**WORK REQUIRED**.
Print the data that follows exactly.

(Entries with figure data)
□ □ □ □ □ □ □
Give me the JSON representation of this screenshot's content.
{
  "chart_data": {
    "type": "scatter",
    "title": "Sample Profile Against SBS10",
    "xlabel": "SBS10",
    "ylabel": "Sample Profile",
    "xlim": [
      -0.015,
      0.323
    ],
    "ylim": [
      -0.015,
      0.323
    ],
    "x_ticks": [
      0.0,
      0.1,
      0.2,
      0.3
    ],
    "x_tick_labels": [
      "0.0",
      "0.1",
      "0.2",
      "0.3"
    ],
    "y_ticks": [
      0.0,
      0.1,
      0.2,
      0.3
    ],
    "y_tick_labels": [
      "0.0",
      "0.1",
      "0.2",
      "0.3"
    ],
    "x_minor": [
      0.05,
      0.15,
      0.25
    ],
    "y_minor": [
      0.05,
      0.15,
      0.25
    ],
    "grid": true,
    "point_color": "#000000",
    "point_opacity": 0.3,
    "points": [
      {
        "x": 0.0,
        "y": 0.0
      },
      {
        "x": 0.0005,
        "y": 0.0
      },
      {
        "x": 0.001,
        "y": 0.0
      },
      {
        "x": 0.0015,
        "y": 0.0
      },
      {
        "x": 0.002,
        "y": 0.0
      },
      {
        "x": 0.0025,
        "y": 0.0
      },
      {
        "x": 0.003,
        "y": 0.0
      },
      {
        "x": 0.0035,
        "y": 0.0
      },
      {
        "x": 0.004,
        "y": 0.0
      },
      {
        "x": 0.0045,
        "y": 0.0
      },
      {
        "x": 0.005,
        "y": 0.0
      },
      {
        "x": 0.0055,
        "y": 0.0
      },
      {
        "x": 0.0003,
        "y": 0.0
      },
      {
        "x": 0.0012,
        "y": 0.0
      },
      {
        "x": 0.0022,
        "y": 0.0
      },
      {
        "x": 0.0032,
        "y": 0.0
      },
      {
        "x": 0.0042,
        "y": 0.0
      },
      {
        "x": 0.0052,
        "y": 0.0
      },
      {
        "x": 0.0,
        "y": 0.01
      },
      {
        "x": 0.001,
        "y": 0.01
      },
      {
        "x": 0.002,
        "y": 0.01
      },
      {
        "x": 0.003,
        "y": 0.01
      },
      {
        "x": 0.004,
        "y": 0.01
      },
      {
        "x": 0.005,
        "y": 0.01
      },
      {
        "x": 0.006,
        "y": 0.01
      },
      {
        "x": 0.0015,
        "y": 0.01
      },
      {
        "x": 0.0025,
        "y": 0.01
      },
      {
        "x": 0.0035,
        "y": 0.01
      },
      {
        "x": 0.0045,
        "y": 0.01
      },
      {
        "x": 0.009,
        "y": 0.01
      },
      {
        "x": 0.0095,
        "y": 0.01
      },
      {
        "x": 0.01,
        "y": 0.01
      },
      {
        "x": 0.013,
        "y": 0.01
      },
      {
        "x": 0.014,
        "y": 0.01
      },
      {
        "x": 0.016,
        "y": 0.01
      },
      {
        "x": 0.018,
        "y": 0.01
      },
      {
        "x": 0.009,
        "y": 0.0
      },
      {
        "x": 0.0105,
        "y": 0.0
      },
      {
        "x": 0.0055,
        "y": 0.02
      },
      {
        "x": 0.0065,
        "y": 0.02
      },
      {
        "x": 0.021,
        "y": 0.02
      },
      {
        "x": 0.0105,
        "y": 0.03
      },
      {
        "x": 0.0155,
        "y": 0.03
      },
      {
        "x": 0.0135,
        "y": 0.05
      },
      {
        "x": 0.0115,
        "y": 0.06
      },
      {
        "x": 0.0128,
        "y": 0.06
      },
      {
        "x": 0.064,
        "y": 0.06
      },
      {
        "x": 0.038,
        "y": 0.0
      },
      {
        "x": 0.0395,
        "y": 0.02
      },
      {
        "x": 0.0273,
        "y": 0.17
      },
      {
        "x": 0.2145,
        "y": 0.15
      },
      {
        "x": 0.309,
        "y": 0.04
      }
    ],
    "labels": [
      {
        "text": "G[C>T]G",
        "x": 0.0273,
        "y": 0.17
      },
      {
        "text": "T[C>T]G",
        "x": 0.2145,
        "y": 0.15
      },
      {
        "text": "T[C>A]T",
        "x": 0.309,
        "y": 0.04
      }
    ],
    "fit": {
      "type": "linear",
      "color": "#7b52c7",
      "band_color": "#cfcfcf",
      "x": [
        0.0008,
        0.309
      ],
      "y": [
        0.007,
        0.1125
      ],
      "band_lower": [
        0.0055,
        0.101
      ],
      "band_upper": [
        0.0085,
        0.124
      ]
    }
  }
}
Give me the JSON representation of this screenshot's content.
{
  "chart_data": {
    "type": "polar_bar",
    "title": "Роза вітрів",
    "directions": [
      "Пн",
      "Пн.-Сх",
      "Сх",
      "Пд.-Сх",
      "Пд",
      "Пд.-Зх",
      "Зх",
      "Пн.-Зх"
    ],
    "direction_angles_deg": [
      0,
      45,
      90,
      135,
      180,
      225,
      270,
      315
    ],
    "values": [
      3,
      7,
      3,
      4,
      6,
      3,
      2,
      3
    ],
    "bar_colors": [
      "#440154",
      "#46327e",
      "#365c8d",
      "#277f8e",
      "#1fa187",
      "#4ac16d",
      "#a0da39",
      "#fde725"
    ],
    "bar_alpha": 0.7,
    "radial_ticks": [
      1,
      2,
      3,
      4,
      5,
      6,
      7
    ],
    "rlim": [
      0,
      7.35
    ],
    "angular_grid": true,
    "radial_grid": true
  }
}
□ □ □ □ □ □ □
**TASK ANSWER**.
Give me the JSON representation of this screenshot's content.
{
  "chart_data": {
    "type": "scatter",
    "title": "Sample Profile Against SBS10",
    "xlabel": "SBS10",
    "ylabel": "Sample Profile",
    "xlim": [
      -0.015,
      0.323
    ],
    "ylim": [
      -0.015,
      0.323
    ],
    "x_ticks": [
      0.0,
      0.1,
      0.2,
      0.3
    ],
    "x_tick_labels": [
      "0.0",
      "0.1",
      "0.2",
      "0.3"
    ],
    "y_ticks": [
      0.0,
      0.1,
      0.2,
      0.3
    ],
    "y_tick_labels": [
      "0.0",
      "0.1",
      "0.2",
      "0.3"
    ],
    "x_minor": [
      0.05,
      0.15,
      0.25
    ],
    "y_minor": [
      0.05,
      0.15,
      0.25
    ],
    "grid": true,
    "point_color": "#000000",
    "point_opacity": 0.3,
    "points": [
      {
        "x": 0.0,
        "y": 0.0
      },
      {
        "x": 0.0005,
        "y": 0.0
      },
      {
        "x": 0.001,
        "y": 0.0
      },
      {
        "x": 0.0015,
        "y": 0.0
      },
      {
        "x": 0.002,
        "y": 0.0
      },
      {
        "x": 0.0025,
        "y": 0.0
      },
      {
        "x": 0.003,
        "y": 0.0
      },
      {
        "x": 0.0035,
        "y": 0.0
      },
      {
        "x": 0.004,
        "y": 0.0
      },
      {
        "x": 0.0045,
        "y": 0.0
      },
      {
        "x": 0.005,
        "y": 0.0
      },
      {
        "x": 0.0055,
        "y": 0.0
      },
      {
        "x": 0.0003,
        "y": 0.0
      },
      {
        "x": 0.0012,
        "y": 0.0
      },
      {
        "x": 0.0022,
        "y": 0.0
      },
      {
        "x": 0.0032,
        "y": 0.0
      },
      {
        "x": 0.0042,
        "y": 0.0
      },
      {
        "x": 0.0052,
        "y": 0.0
      },
      {
        "x": 0.0,
        "y": 0.01
      },
      {
        "x": 0.001,
        "y": 0.01
      },
      {
        "x": 0.002,
        "y": 0.01
      },
      {
        "x": 0.003,
        "y": 0.01
      },
      {
        "x": 0.004,
        "y": 0.01
      },
      {
        "x": 0.005,
        "y": 0.01
      },
      {
        "x": 0.006,
        "y": 0.01
      },
      {
        "x": 0.0015,
        "y": 0.01
      },
      {
        "x": 0.0025,
        "y": 0.01
      },
      {
        "x": 0.0035,
        "y": 0.01
      },
      {
        "x": 0.0045,
        "y": 0.01
      },
      {
        "x": 0.009,
        "y": 0.01
      },
      {
        "x": 0.0095,
        "y": 0.01
      },
      {
        "x": 0.01,
        "y": 0.01
      },
      {
        "x": 0.013,
        "y": 0.01
      },
      {
        "x": 0.014,
        "y": 0.01
      },
      {
        "x": 0.016,
        "y": 0.01
      },
      {
        "x": 0.018,
        "y": 0.01
      },
      {
        "x": 0.009,
        "y": 0.0
      },
      {
        "x": 0.0105,
        "y": 0.0
      },
      {
        "x": 0.0055,
        "y": 0.02
      },
      {
        "x": 0.0065,
        "y": 0.02
      },
      {
        "x": 0.021,
        "y": 0.02
      },
      {
        "x": 0.0105,
        "y": 0.03
      },
      {
        "x": 0.0155,
        "y": 0.03
      },
      {
        "x": 0.0135,
        "y": 0.05
      },
      {
        "x": 0.0115,
        "y": 0.06
      },
      {
        "x": 0.0128,
        "y": 0.06
      },
      {
        "x": 0.064,
        "y": 0.06
      },
      {
        "x": 0.038,
        "y": 0.0
      },
      {
        "x": 0.0395,
        "y": 0.02
      },
      {
        "x": 0.0273,
        "y": 0.17
      },
      {
        "x": 0.2145,
        "y": 0.15
      },
      {
        "x": 0.309,
        "y": 0.04
      }
    ],
    "labels": [
      {
        "text": "G[C>T]G",
        "x": 0.0273,
        "y": 0.17
      },
      {
        "text": "T[C>T]G",
        "x": 0.2145,
        "y": 0.15
      },
      {
        "text": "T[C>A]T",
        "x": 0.309,
        "y": 0.04
      }
    ],
    "fit": {
      "type": "linear",
      "color": "#7b52c7",
      "band_color": "#cfcfcf",
      "x": [
        0.0008,
        0.309
      ],
      "y": [
        0.007,
        0.1125
      ],
      "band_lower": [
        0.0055,
        0.101
      ],
      "band_upper": [
        0.0085,
        0.124
      ]
    }
  }
}
Give me the JSON representation of this screenshot's content.
{
  "chart_data": {
    "type": "polar_bar",
    "title": "Роза вітрів",
    "directions": [
      "Пн",
      "Пн.-Сх",
      "Сх",
      "Пд.-Сх",
      "Пд",
      "Пд.-Зх",
      "Зх",
      "Пн.-Зх"
    ],
    "direction_angles_deg": [
      0,
      45,
      90,
      135,
      180,
      225,
      270,
      315
    ],
    "values": [
      3,
      7,
      3,
      4,
      6,
      3,
      2,
      3
    ],
    "bar_colors": [
      "#440154",
      "#46327e",
      "#365c8d",
      "#277f8e",
      "#1fa187",
      "#4ac16d",
      "#a0da39",
      "#fde725"
    ],
    "bar_alpha": 0.7,
    "radial_ticks": [
      1,
      2,
      3,
      4,
      5,
      6,
      7
    ],
    "rlim": [
      0,
      7.35
    ],
    "angular_grid": true,
    "radial_grid": true
  }
}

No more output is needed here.